Task to carry out:
Gather all lines from the material that contain the word "this".

Data extract:

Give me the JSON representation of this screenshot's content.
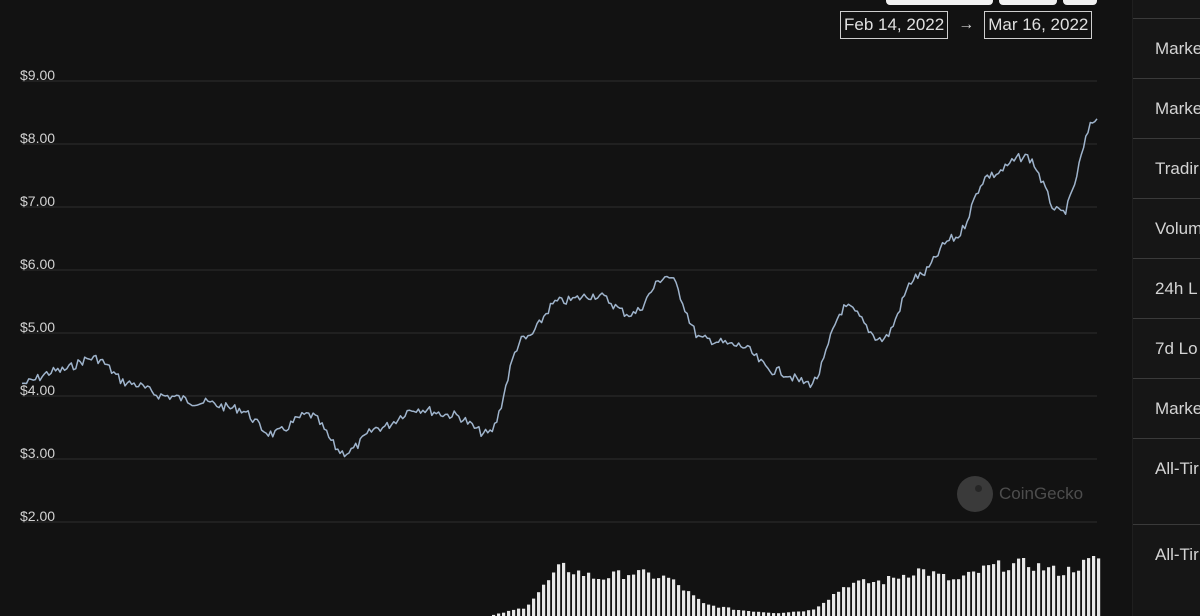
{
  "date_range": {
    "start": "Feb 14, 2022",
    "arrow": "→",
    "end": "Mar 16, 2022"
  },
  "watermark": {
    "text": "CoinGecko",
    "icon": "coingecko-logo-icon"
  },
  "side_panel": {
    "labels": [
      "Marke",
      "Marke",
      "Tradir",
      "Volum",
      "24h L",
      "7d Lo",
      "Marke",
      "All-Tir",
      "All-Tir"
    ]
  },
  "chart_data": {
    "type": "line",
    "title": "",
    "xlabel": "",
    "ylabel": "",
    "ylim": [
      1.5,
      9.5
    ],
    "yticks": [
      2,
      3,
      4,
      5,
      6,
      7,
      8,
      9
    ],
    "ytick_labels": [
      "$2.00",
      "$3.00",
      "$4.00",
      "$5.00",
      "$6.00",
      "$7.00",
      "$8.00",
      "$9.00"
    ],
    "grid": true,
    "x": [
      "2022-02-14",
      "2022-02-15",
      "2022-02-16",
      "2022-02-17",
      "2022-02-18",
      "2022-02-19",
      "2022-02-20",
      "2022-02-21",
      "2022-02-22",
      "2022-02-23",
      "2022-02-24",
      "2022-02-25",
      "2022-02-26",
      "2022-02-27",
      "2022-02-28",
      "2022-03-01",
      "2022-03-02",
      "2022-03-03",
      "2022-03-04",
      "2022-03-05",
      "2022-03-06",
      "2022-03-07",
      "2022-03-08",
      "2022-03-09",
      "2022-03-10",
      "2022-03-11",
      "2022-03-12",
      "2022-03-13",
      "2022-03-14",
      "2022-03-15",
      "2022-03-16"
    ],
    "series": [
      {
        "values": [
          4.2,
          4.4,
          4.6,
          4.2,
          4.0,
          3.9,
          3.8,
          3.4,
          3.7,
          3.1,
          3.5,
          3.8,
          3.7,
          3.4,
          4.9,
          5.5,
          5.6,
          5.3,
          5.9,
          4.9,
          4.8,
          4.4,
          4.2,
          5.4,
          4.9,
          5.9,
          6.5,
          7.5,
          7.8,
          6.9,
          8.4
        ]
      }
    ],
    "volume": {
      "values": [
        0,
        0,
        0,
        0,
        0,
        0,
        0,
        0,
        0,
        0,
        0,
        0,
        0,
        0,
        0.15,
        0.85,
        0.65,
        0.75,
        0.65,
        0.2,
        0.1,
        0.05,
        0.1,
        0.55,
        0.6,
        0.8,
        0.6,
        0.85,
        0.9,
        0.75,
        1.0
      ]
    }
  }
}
---
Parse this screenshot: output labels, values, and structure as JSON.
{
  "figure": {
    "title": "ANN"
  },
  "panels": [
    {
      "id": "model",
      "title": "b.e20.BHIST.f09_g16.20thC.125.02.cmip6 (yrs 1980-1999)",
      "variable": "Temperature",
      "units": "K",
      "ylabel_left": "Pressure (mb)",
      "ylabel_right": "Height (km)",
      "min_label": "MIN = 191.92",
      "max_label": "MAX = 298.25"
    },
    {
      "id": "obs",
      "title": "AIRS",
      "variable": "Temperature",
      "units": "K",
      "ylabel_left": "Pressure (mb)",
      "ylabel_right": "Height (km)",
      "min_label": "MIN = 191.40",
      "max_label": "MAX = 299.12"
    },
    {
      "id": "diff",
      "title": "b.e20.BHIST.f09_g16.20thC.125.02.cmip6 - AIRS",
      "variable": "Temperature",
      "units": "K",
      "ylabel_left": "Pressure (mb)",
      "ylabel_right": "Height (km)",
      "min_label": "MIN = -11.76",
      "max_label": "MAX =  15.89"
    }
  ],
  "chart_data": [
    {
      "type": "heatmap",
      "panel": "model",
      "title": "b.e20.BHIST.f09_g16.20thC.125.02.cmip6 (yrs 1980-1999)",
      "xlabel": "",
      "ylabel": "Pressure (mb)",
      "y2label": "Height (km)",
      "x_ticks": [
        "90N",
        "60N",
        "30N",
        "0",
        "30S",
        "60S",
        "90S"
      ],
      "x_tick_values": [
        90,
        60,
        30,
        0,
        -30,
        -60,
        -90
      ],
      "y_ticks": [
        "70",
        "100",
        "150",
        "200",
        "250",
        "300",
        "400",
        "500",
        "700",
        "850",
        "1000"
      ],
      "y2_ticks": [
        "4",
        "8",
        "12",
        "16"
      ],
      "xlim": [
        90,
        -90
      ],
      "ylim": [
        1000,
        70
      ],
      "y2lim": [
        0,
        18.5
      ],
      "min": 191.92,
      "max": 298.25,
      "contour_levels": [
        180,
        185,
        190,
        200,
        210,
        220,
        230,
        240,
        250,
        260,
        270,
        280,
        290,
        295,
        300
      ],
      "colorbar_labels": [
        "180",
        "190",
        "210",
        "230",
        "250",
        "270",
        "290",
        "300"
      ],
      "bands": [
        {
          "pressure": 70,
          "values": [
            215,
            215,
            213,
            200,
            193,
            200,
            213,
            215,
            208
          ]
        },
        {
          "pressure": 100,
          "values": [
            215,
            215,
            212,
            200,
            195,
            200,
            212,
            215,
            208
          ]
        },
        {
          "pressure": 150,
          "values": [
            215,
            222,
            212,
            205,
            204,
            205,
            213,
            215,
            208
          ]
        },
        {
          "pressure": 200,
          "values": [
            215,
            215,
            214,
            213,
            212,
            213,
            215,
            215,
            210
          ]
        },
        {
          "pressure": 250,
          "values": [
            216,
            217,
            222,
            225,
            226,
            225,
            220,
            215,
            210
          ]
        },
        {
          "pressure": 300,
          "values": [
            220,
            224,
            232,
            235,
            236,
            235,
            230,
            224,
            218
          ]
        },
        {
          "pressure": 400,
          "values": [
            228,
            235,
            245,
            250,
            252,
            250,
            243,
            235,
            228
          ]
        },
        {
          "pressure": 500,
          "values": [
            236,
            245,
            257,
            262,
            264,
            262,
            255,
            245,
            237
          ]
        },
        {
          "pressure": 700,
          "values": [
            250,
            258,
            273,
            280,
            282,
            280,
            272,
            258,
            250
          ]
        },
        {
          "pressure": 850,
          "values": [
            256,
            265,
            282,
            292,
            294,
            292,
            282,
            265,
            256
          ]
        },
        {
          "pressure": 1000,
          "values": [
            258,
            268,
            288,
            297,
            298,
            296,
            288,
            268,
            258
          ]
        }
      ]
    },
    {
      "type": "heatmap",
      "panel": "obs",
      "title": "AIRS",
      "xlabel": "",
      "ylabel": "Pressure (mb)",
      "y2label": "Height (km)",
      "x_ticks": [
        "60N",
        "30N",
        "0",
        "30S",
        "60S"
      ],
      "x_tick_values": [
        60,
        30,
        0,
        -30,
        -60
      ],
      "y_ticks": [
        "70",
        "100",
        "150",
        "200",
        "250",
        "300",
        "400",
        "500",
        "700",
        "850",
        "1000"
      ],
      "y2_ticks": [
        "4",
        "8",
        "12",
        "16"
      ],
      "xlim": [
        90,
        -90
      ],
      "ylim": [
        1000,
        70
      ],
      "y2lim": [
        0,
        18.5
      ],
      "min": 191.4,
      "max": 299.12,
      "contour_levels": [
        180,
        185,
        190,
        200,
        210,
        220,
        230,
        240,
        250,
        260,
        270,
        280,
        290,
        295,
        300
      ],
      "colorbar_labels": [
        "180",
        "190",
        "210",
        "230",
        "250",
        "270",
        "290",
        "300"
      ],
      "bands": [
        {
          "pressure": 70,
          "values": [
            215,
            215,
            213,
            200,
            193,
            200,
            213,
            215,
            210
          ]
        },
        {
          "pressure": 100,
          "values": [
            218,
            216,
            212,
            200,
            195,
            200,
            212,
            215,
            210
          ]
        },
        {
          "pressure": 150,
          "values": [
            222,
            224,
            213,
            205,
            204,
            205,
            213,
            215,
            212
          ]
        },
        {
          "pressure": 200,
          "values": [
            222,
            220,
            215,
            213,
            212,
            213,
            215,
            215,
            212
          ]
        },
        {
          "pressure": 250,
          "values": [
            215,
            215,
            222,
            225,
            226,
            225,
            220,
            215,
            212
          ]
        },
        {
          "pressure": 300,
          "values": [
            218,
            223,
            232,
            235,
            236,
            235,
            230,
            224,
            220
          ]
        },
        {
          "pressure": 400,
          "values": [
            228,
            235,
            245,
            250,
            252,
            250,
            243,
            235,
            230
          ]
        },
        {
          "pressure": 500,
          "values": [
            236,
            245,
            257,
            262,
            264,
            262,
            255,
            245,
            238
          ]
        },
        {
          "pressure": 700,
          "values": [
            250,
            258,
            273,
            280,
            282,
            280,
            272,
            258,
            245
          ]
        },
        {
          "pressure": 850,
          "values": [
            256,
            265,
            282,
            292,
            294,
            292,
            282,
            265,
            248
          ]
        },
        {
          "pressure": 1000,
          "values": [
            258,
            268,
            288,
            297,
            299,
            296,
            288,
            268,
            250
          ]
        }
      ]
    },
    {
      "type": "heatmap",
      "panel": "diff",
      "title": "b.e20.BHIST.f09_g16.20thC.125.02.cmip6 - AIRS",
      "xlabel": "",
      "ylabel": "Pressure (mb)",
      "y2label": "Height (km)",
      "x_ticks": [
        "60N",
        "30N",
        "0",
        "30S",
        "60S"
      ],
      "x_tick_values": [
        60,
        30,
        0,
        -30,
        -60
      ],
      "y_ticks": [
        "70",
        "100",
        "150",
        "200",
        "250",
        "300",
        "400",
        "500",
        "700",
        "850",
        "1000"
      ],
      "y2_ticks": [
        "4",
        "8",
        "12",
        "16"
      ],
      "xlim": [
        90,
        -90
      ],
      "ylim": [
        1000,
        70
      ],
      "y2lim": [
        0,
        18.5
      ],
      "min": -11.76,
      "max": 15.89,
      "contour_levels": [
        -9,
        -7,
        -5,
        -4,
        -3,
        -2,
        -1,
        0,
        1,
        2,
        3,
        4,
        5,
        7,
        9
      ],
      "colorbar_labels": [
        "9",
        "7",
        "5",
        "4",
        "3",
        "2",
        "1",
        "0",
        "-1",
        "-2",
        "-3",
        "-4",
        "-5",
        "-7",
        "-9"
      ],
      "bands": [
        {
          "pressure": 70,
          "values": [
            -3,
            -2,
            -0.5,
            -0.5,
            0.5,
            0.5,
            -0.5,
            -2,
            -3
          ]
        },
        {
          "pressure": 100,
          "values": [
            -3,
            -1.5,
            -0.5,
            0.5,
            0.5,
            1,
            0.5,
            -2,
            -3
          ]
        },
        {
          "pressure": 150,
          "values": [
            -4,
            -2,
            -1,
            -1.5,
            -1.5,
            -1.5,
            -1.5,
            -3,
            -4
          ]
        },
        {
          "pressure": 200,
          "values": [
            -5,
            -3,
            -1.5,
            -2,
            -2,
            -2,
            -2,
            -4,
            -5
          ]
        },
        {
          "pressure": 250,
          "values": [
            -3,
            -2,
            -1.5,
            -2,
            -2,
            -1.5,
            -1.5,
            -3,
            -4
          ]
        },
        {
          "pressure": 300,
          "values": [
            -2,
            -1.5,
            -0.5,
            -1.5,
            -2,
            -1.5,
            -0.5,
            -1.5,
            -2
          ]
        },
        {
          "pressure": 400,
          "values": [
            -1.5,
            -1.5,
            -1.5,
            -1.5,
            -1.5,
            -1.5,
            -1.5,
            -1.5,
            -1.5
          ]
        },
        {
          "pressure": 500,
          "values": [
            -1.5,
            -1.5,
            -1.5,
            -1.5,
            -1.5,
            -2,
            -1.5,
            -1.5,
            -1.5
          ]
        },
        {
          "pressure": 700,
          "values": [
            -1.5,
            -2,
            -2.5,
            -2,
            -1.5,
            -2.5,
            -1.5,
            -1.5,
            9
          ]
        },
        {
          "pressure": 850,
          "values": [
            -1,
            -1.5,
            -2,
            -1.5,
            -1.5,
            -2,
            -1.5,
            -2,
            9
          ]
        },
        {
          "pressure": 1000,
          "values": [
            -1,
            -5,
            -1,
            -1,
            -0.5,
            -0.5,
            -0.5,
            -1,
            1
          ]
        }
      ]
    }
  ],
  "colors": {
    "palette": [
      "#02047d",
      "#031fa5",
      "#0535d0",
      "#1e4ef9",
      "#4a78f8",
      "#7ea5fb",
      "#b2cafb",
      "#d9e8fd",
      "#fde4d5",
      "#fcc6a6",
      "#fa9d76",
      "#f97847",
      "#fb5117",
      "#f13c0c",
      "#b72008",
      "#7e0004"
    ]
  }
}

Exercise response:
Give me the JSON representation of this screenshot's content.
Parse this screenshot: output labels, values, and structure as JSON.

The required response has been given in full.